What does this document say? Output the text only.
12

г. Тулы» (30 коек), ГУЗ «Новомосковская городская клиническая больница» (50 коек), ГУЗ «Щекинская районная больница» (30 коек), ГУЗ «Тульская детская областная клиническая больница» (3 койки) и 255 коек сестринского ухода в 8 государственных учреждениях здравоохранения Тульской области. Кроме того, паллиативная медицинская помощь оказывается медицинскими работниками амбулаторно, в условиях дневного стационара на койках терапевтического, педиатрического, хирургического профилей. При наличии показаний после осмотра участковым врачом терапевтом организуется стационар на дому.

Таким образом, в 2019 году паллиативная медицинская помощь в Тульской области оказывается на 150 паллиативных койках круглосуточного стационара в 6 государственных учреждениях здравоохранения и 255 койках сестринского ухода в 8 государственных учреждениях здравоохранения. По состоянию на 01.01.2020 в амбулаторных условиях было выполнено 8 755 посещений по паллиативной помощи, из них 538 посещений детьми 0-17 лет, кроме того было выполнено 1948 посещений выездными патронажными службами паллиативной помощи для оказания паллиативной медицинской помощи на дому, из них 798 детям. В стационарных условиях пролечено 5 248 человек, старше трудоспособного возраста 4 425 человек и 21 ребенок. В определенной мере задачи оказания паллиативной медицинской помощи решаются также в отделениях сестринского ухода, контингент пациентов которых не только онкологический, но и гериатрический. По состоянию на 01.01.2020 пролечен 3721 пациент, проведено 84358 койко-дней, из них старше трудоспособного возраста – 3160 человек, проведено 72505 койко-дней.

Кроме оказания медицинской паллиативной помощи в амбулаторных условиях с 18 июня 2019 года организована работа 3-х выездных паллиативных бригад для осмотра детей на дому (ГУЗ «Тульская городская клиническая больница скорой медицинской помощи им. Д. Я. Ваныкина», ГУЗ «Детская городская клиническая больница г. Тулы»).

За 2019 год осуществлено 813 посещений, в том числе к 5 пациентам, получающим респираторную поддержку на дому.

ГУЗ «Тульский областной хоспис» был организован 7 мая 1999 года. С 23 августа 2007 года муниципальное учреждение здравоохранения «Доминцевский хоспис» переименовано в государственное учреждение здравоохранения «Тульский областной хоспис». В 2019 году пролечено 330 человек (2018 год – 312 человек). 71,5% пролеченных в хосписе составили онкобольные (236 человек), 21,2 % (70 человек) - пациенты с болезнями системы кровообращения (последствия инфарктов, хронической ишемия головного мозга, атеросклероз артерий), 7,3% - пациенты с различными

--------------------------------

= Objective =
Pull out each record as written and restate it exactly.

= Answer below =
What does this document say? Output the text only.
12

г. Тулы» (30 коек), ГУЗ «Новомосковская городская клиническая больница» (50 коек), ГУЗ «Щекинская районная больница» (30 коек), ГУЗ «Тульская детская областная клиническая больница» (3 койки) и 255 коек сестринского ухода в 8 государственных учреждениях здравоохранения Тульской области. Кроме того, паллиативная медицинская помощь оказывается медицинскими работниками амбулаторно, в условиях дневного стационара на койках терапевтического, педиатрического, хирургического профилей. При наличии показаний после осмотра участковым врачом терапевтом организуется стационар на дому.

Таким образом, в 2019 году паллиативная медицинская помощь в Тульской области оказывается на 150 паллиативных койках круглосуточного стационара в 6 государственных учреждениях здравоохранения и 255 койках сестринского ухода в 8 государственных учреждениях здравоохранения. По состоянию на 01.01.2020 в амбулаторных условиях было выполнено 8 755 посещений по паллиативной помощи, из них 538 посещений детьми 0-17 лет, кроме того было выполнено 1948 посещений выездными патронажными службами паллиативной помощи для оказания паллиативной медицинской помощи на дому, из них 798 детям. В стационарных условиях пролечено 5 248 человек, старше трудоспособного возраста 4 425 человек и 21 ребенок. В определенной мере задачи оказания паллиативной медицинской помощи решаются также в отделениях сестринского ухода, контингент пациентов которых не только онкологический, но и гериатрический. По состоянию на 01.01.2020 пролечен 3721 пациент, проведено 84358 койко-дней, из них старше трудоспособного возраста – 3160 человек, проведено 72505 койко-дней.

Кроме оказания медицинской паллиативной помощи в амбулаторных условиях с 18 июня 2019 года организована работа 3-х выездных паллиативных бригад для осмотра детей на дому (ГУЗ «Тульская городская клиническая больница скорой медицинской помощи им. Д. Я. Ваныкина», ГУЗ «Детская городская клиническая больница г. Тулы»).

За 2019 год осуществлено 813 посещений, в том числе к 5 пациентам, получающим респираторную поддержку на дому.

ГУЗ «Тульский областной хоспис» был организован 7 мая 1999 года. С 23 августа 2007 года муниципальное учреждение здравоохранения «Доминцевский хоспис» переименовано в государственное учреждение здравоохранения «Тульский областной хоспис». В 2019 году пролечено 330 человек (2018 год – 312 человек). 71,5% пролеченных в хосписе составили онкобольные (236 человек), 21,2 % (70 человек) - пациенты с болезнями системы кровообращения (последствия инфарктов, хронической ишемия головного мозга, атеросклероз артерий), 7,3% - пациенты с различными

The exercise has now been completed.